PROVIDED INFORMATION:
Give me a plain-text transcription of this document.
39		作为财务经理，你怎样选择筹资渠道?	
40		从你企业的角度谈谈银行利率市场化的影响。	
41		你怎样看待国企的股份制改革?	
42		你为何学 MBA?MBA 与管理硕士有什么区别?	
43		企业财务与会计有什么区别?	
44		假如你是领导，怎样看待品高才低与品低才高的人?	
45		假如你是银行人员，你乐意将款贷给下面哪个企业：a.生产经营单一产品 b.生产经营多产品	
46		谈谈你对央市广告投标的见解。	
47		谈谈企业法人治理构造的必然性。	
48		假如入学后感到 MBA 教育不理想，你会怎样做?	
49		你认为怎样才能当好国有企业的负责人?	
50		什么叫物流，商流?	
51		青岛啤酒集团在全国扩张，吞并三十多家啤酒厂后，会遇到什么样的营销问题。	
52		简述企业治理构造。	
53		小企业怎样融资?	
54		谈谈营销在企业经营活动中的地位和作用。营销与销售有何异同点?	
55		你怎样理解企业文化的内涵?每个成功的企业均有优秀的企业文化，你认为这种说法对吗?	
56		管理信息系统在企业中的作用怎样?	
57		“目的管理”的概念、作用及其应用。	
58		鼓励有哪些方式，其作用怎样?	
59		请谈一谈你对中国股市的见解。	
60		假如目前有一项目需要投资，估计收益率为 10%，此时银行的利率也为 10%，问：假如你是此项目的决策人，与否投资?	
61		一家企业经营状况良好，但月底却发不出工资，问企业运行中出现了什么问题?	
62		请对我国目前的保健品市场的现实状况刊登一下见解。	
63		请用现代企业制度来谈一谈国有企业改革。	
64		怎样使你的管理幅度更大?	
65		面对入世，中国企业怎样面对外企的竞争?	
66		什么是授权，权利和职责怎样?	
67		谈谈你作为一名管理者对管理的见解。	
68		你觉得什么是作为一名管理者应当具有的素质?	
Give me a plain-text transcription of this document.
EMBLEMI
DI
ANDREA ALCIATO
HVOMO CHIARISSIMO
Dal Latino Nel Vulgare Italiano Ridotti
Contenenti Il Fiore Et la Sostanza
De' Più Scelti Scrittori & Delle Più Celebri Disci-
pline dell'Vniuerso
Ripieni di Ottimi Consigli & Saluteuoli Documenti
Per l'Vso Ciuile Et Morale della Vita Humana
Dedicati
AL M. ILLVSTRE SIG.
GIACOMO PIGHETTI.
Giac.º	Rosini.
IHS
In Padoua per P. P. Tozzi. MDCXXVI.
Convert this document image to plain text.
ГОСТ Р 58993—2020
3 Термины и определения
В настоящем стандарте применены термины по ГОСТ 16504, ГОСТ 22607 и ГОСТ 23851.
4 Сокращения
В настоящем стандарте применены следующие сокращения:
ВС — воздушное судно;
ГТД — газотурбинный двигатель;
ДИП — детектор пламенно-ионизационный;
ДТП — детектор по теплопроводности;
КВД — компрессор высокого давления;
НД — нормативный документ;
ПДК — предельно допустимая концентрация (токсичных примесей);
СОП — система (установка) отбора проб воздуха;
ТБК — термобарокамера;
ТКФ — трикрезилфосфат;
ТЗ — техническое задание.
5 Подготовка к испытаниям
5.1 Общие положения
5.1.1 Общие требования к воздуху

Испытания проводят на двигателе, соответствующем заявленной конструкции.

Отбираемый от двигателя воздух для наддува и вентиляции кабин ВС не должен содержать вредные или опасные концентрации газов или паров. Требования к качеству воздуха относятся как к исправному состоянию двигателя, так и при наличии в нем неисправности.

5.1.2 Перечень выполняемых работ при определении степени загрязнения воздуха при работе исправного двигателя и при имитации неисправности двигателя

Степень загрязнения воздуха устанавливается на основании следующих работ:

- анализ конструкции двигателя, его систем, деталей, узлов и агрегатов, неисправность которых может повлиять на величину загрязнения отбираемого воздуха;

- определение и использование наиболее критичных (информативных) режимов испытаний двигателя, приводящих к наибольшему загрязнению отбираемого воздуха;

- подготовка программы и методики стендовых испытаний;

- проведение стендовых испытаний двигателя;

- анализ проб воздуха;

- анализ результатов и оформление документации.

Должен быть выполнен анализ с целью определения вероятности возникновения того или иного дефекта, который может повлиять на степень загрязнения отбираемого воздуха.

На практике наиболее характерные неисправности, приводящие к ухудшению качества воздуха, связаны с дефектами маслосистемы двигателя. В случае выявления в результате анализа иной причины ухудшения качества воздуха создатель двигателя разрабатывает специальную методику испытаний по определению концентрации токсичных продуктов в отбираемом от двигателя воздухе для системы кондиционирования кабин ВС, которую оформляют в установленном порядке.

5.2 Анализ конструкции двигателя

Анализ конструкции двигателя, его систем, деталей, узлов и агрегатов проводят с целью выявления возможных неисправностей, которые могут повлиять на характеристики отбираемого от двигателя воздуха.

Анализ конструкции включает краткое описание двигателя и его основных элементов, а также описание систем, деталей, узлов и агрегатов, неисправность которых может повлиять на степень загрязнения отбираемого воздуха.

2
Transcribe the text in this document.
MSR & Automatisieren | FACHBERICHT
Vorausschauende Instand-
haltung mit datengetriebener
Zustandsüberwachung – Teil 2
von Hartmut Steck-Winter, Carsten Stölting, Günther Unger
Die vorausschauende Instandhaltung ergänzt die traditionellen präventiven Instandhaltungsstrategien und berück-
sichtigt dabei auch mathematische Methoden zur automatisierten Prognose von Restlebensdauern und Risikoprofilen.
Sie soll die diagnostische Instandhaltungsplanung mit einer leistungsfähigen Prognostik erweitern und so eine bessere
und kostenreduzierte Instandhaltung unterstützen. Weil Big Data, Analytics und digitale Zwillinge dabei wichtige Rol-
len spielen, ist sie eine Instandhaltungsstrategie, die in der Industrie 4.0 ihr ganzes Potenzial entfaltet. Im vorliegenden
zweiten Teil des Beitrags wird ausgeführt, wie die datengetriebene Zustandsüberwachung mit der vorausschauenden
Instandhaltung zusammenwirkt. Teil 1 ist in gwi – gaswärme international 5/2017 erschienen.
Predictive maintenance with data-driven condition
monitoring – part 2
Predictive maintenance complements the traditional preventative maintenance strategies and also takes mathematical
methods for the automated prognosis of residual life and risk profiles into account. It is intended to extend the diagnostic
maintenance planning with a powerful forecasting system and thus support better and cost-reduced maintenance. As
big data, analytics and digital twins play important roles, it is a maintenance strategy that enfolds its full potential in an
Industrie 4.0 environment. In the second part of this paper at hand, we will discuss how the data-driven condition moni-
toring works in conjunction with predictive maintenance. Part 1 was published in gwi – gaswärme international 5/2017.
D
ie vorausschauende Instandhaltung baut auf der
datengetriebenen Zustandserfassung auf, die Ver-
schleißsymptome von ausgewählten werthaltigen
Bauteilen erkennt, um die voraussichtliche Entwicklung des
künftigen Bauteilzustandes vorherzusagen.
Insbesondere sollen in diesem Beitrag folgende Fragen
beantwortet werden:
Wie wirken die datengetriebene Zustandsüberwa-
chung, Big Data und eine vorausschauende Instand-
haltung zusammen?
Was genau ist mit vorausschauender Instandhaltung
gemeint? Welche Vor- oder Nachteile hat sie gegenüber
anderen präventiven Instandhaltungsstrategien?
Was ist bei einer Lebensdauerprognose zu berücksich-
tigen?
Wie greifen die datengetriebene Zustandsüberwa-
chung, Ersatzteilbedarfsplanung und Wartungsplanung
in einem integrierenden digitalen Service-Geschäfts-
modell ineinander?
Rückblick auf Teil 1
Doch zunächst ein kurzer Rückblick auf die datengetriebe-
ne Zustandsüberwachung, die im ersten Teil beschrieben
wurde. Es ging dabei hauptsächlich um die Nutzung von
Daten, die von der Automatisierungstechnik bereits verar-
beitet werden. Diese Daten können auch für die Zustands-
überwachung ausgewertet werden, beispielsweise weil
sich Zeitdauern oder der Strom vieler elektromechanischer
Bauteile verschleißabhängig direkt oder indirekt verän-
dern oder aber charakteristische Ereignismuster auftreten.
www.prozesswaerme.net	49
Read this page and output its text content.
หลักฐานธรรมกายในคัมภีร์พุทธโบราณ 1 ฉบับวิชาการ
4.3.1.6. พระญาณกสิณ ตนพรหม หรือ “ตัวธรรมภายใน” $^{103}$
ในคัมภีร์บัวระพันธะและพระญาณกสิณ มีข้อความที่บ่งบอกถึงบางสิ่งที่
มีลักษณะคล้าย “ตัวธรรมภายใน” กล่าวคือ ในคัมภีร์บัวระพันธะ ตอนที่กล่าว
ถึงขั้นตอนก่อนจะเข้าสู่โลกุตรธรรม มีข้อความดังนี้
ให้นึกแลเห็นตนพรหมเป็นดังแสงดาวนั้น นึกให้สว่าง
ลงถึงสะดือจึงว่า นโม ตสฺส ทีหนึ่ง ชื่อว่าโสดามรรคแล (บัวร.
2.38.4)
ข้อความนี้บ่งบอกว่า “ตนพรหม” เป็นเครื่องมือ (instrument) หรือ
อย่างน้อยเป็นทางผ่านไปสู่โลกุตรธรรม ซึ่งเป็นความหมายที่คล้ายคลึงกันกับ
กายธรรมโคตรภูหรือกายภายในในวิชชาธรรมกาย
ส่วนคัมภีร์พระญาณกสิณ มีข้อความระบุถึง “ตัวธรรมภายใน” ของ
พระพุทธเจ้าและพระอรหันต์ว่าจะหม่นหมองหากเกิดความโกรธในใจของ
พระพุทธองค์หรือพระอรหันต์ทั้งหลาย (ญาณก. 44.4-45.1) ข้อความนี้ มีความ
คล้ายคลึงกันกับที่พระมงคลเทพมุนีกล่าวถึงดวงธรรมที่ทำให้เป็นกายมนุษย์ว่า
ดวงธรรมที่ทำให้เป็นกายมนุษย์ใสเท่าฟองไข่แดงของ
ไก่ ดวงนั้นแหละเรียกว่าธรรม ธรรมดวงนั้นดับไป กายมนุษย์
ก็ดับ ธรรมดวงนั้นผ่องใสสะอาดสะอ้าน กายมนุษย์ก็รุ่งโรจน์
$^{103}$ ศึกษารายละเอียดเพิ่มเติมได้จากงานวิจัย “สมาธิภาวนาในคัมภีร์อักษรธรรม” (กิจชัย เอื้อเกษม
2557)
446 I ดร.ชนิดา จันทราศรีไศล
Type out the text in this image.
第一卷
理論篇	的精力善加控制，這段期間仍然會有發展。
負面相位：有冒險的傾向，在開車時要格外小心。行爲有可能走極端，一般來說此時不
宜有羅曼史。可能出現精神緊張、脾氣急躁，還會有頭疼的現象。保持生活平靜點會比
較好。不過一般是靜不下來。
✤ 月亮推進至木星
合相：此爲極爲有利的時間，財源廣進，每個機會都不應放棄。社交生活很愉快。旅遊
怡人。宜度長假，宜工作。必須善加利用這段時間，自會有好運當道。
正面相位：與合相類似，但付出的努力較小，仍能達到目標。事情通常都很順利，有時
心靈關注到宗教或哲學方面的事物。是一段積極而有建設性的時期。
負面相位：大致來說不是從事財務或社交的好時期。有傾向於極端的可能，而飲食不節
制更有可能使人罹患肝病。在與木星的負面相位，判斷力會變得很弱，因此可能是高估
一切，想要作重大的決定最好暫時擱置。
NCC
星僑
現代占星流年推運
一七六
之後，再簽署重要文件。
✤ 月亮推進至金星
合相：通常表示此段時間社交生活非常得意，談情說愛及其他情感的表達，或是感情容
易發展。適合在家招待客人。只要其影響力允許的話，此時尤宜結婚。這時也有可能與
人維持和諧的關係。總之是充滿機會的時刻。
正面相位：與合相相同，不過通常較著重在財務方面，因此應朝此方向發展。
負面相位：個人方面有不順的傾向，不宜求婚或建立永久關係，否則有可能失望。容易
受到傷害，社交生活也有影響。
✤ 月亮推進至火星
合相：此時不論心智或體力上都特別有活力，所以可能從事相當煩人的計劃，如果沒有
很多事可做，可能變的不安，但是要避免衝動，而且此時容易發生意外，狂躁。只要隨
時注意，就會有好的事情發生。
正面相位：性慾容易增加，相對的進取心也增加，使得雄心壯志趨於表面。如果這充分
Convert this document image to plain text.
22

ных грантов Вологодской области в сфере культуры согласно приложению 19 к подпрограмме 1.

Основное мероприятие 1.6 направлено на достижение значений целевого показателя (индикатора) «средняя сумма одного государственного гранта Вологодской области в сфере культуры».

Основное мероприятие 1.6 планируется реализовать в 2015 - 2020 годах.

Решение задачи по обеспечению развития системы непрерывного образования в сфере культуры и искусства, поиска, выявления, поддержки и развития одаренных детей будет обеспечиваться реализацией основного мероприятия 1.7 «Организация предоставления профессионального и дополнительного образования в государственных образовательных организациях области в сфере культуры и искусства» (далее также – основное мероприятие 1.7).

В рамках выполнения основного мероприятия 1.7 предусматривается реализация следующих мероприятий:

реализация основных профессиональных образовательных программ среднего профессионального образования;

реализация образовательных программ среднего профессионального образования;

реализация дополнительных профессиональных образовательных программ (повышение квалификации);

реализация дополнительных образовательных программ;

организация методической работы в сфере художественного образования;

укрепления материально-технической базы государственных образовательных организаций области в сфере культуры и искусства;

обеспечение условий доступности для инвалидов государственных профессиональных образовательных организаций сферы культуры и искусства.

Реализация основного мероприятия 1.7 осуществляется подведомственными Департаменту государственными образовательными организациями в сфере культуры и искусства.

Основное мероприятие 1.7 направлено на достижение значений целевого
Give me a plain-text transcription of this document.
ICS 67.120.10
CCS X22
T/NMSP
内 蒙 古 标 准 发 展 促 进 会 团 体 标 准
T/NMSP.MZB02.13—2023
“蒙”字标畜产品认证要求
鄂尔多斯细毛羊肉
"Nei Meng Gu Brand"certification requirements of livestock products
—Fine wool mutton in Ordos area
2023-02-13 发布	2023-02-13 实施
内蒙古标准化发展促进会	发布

THE PROBLEM: Report how many lines above hold the string "конструкции", giving nothing but the number.

EXERCISE RESPONSE: 5